EXERCISE PROMPT => Identify every line in the records below that contains the word "kotle", and copy each of those lines.

[Saved entries]
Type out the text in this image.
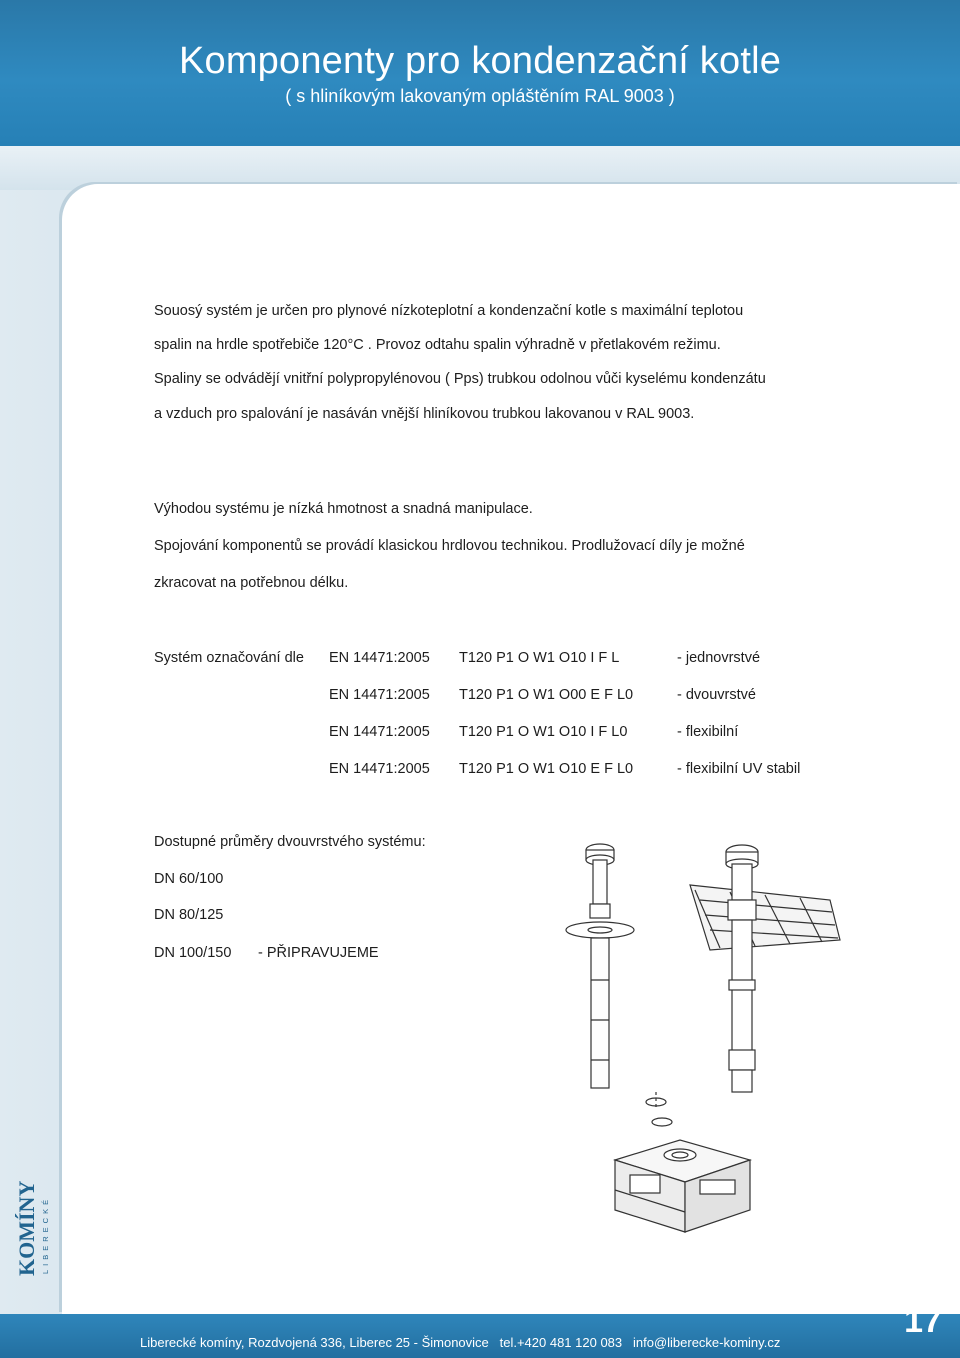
Komponenty pro kondenzační kotle
( s hliníkovým lakovaným opláštěním RAL 9003 )
Souosý systém je určen pro plynové nízkoteplotní a kondenzační kotle s maximální teplotou
spalin na hrdle spotřebiče 120°C . Provoz odtahu spalin výhradně v přetlakovém režimu.
Spaliny se odvádějí vnitřní polypropylénovou ( Pps) trubkou odolnou vůči kyselému kondenzátu
a vzduch pro spalování je nasáván vnější hliníkovou trubkou lakovanou v RAL 9003.
Výhodou systému je nízká hmotnost a snadná manipulace.
Spojování komponentů se provádí klasickou hrdlovou technikou. Prodlužovací díly je možné
zkracovat na potřebnou délku.
Systém označování dle EN 14471:2005 T120 P1 O W1 O10 I F L	- jednovrstvé
EN 14471:2005 T120 P1 O W1 O00 E F L0	- dvouvrstvé
EN 14471:2005 T120 P1 O W1 O10 I F L0	- flexibilní
EN 14471:2005 T120 P1 O W1 O10 E F L0	- flexibilní UV stabil
Dostupné průměry dvouvrstvého systému:
DN 60/100
DN 80/125
DN 100/150 - PŘIPRAVUJEME
KOMÍNY LIBERECKÉ
Liberecké komíny, Rozdvojená 336, Liberec 25 - Šimonovice   tel.+420 481 120 083   info@liberecke-kominy.cz
17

OUTPUT FOR THIS TASK =>
Komponenty pro kondenzační kotle
Souosý systém je určen pro plynové nízkoteplotní a kondenzační kotle s maximální teplotou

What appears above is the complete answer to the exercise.